A run of records
^^^^
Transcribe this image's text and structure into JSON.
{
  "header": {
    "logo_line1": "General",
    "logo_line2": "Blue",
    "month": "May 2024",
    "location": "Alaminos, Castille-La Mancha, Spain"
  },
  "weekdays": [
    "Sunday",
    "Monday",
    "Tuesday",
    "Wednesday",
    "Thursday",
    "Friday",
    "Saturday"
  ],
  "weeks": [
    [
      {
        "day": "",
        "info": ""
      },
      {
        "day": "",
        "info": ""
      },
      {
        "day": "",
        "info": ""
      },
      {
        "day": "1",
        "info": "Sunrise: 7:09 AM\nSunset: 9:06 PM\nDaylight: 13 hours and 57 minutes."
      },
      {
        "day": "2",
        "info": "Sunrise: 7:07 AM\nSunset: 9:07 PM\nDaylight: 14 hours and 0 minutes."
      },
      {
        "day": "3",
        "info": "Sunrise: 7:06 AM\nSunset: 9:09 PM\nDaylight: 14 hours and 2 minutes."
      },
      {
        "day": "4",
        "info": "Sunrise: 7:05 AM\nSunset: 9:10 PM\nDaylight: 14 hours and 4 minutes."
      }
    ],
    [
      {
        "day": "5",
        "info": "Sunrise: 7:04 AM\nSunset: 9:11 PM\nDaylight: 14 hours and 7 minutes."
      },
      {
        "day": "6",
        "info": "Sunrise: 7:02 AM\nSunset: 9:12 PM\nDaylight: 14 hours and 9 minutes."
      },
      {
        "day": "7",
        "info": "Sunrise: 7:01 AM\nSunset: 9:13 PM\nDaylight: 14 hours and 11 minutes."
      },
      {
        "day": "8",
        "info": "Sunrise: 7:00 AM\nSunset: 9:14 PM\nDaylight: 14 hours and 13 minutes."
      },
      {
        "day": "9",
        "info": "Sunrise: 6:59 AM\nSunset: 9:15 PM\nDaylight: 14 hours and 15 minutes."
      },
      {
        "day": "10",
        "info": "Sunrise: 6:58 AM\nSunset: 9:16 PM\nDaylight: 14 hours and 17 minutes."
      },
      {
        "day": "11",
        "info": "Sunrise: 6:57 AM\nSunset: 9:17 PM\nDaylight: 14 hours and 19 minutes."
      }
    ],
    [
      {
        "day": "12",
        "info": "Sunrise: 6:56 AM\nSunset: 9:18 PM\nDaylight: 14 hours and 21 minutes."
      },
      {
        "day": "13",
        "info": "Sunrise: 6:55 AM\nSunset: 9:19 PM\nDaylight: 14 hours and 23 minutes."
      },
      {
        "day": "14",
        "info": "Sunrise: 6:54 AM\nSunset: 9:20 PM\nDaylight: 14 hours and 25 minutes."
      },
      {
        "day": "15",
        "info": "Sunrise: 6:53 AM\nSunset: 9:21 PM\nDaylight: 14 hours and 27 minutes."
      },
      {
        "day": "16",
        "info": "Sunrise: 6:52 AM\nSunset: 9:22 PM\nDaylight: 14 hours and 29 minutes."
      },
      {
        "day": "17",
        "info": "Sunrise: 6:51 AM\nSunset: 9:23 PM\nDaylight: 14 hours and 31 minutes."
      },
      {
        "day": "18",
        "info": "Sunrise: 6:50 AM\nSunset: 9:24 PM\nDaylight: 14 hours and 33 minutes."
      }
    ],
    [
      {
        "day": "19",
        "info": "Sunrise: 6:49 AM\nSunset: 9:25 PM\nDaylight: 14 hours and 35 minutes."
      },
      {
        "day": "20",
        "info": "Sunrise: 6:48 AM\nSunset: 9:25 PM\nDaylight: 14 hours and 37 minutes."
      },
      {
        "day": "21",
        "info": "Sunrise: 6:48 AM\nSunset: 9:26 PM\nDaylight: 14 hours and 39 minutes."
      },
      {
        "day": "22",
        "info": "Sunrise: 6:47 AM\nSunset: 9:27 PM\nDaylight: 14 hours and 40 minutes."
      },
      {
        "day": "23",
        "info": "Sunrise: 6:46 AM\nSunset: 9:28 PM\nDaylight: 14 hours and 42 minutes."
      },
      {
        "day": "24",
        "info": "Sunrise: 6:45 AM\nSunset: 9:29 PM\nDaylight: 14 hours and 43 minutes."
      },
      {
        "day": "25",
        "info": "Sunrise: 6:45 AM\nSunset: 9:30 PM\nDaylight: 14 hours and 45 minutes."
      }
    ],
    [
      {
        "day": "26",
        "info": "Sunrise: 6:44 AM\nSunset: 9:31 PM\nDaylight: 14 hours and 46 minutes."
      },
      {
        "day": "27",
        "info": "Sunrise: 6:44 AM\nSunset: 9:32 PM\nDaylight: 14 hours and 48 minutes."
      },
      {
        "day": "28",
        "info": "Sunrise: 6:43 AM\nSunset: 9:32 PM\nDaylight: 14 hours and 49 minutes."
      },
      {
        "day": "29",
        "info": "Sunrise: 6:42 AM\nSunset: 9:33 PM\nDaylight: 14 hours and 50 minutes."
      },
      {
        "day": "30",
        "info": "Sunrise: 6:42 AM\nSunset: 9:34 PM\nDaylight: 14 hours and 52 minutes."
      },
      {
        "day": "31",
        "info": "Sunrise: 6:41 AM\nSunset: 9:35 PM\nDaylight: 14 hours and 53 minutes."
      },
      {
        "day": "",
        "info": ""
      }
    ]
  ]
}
^^^^
CHALLENGE =>
Please reproduce all of the entries exactly as they stand.

FULL SOLUTION =>
Transcribe this image's text and structure into JSON.
{
  "header": {
    "logo_line1": "General",
    "logo_line2": "Blue",
    "month": "May 2024",
    "location": "Alaminos, Castille-La Mancha, Spain"
  },
  "weekdays": [
    "Sunday",
    "Monday",
    "Tuesday",
    "Wednesday",
    "Thursday",
    "Friday",
    "Saturday"
  ],
  "weeks": [
    [
      {
        "day": "",
        "info": ""
      },
      {
        "day": "",
        "info": ""
      },
      {
        "day": "",
        "info": ""
      },
      {
        "day": "1",
        "info": "Sunrise: 7:09 AM\nSunset: 9:06 PM\nDaylight: 13 hours and 57 minutes."
      },
      {
        "day": "2",
        "info": "Sunrise: 7:07 AM\nSunset: 9:07 PM\nDaylight: 14 hours and 0 minutes."
      },
      {
        "day": "3",
        "info": "Sunrise: 7:06 AM\nSunset: 9:09 PM\nDaylight: 14 hours and 2 minutes."
      },
      {
        "day": "4",
        "info": "Sunrise: 7:05 AM\nSunset: 9:10 PM\nDaylight: 14 hours and 4 minutes."
      }
    ],
    [
      {
        "day": "5",
        "info": "Sunrise: 7:04 AM\nSunset: 9:11 PM\nDaylight: 14 hours and 7 minutes."
      },
      {
        "day": "6",
        "info": "Sunrise: 7:02 AM\nSunset: 9:12 PM\nDaylight: 14 hours and 9 minutes."
      },
      {
        "day": "7",
        "info": "Sunrise: 7:01 AM\nSunset: 9:13 PM\nDaylight: 14 hours and 11 minutes."
      },
      {
        "day": "8",
        "info": "Sunrise: 7:00 AM\nSunset: 9:14 PM\nDaylight: 14 hours and 13 minutes."
      },
      {
        "day": "9",
        "info": "Sunrise: 6:59 AM\nSunset: 9:15 PM\nDaylight: 14 hours and 15 minutes."
      },
      {
        "day": "10",
        "info": "Sunrise: 6:58 AM\nSunset: 9:16 PM\nDaylight: 14 hours and 17 minutes."
      },
      {
        "day": "11",
        "info": "Sunrise: 6:57 AM\nSunset: 9:17 PM\nDaylight: 14 hours and 19 minutes."
      }
    ],
    [
      {
        "day": "12",
        "info": "Sunrise: 6:56 AM\nSunset: 9:18 PM\nDaylight: 14 hours and 21 minutes."
      },
      {
        "day": "13",
        "info": "Sunrise: 6:55 AM\nSunset: 9:19 PM\nDaylight: 14 hours and 23 minutes."
      },
      {
        "day": "14",
        "info": "Sunrise: 6:54 AM\nSunset: 9:20 PM\nDaylight: 14 hours and 25 minutes."
      },
      {
        "day": "15",
        "info": "Sunrise: 6:53 AM\nSunset: 9:21 PM\nDaylight: 14 hours and 27 minutes."
      },
      {
        "day": "16",
        "info": "Sunrise: 6:52 AM\nSunset: 9:22 PM\nDaylight: 14 hours and 29 minutes."
      },
      {
        "day": "17",
        "info": "Sunrise: 6:51 AM\nSunset: 9:23 PM\nDaylight: 14 hours and 31 minutes."
      },
      {
        "day": "18",
        "info": "Sunrise: 6:50 AM\nSunset: 9:24 PM\nDaylight: 14 hours and 33 minutes."
      }
    ],
    [
      {
        "day": "19",
        "info": "Sunrise: 6:49 AM\nSunset: 9:25 PM\nDaylight: 14 hours and 35 minutes."
      },
      {
        "day": "20",
        "info": "Sunrise: 6:48 AM\nSunset: 9:25 PM\nDaylight: 14 hours and 37 minutes."
      },
      {
        "day": "21",
        "info": "Sunrise: 6:48 AM\nSunset: 9:26 PM\nDaylight: 14 hours and 39 minutes."
      },
      {
        "day": "22",
        "info": "Sunrise: 6:47 AM\nSunset: 9:27 PM\nDaylight: 14 hours and 40 minutes."
      },
      {
        "day": "23",
        "info": "Sunrise: 6:46 AM\nSunset: 9:28 PM\nDaylight: 14 hours and 42 minutes."
      },
      {
        "day": "24",
        "info": "Sunrise: 6:45 AM\nSunset: 9:29 PM\nDaylight: 14 hours and 43 minutes."
      },
      {
        "day": "25",
        "info": "Sunrise: 6:45 AM\nSunset: 9:30 PM\nDaylight: 14 hours and 45 minutes."
      }
    ],
    [
      {
        "day": "26",
        "info": "Sunrise: 6:44 AM\nSunset: 9:31 PM\nDaylight: 14 hours and 46 minutes."
      },
      {
        "day": "27",
        "info": "Sunrise: 6:44 AM\nSunset: 9:32 PM\nDaylight: 14 hours and 48 minutes."
      },
      {
        "day": "28",
        "info": "Sunrise: 6:43 AM\nSunset: 9:32 PM\nDaylight: 14 hours and 49 minutes."
      },
      {
        "day": "29",
        "info": "Sunrise: 6:42 AM\nSunset: 9:33 PM\nDaylight: 14 hours and 50 minutes."
      },
      {
        "day": "30",
        "info": "Sunrise: 6:42 AM\nSunset: 9:34 PM\nDaylight: 14 hours and 52 minutes."
      },
      {
        "day": "31",
        "info": "Sunrise: 6:41 AM\nSunset: 9:35 PM\nDaylight: 14 hours and 53 minutes."
      },
      {
        "day": "",
        "info": ""
      }
    ]
  ]
}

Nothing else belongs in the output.